— TASK OBJECTIVE —
Repeat the listing below in full, exactly as it stands.

(Records from a collection)
<<<<

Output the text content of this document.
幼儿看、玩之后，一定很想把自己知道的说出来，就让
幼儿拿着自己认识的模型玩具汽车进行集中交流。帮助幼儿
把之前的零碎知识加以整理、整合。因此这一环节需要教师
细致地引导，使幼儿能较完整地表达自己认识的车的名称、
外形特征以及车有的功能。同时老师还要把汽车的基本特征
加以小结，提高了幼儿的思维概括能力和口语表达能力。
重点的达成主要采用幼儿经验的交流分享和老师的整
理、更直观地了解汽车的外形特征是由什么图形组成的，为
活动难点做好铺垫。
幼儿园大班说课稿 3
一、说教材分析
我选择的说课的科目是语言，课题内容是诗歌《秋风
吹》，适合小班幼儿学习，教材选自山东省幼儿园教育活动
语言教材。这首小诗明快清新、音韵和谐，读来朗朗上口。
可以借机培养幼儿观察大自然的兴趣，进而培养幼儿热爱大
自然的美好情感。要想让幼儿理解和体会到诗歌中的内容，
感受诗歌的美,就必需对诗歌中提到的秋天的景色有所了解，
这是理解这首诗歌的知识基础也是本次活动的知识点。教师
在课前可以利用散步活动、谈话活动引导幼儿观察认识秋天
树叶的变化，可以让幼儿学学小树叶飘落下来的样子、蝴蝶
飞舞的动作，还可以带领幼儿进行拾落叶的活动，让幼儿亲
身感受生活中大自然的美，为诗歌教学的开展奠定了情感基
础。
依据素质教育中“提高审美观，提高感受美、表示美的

>>>>

— ANSWER TO THE TASK —
Output the text content of this document.
幼儿看、玩之后，一定很想把自己知道的说出来，就让
幼儿拿着自己认识的模型玩具汽车进行集中交流。帮助幼儿
把之前的零碎知识加以整理、整合。因此这一环节需要教师
细致地引导，使幼儿能较完整地表达自己认识的车的名称、
外形特征以及车有的功能。同时老师还要把汽车的基本特征
加以小结，提高了幼儿的思维概括能力和口语表达能力。
重点的达成主要采用幼儿经验的交流分享和老师的整
理、更直观地了解汽车的外形特征是由什么图形组成的，为
活动难点做好铺垫。
幼儿园大班说课稿 3
一、说教材分析
我选择的说课的科目是语言，课题内容是诗歌《秋风
吹》，适合小班幼儿学习，教材选自山东省幼儿园教育活动
语言教材。这首小诗明快清新、音韵和谐，读来朗朗上口。
可以借机培养幼儿观察大自然的兴趣，进而培养幼儿热爱大
自然的美好情感。要想让幼儿理解和体会到诗歌中的内容，
感受诗歌的美,就必需对诗歌中提到的秋天的景色有所了解，
这是理解这首诗歌的知识基础也是本次活动的知识点。教师
在课前可以利用散步活动、谈话活动引导幼儿观察认识秋天
树叶的变化，可以让幼儿学学小树叶飘落下来的样子、蝴蝶
飞舞的动作，还可以带领幼儿进行拾落叶的活动，让幼儿亲
身感受生活中大自然的美，为诗歌教学的开展奠定了情感基
础。
依据素质教育中“提高审美观，提高感受美、表示美的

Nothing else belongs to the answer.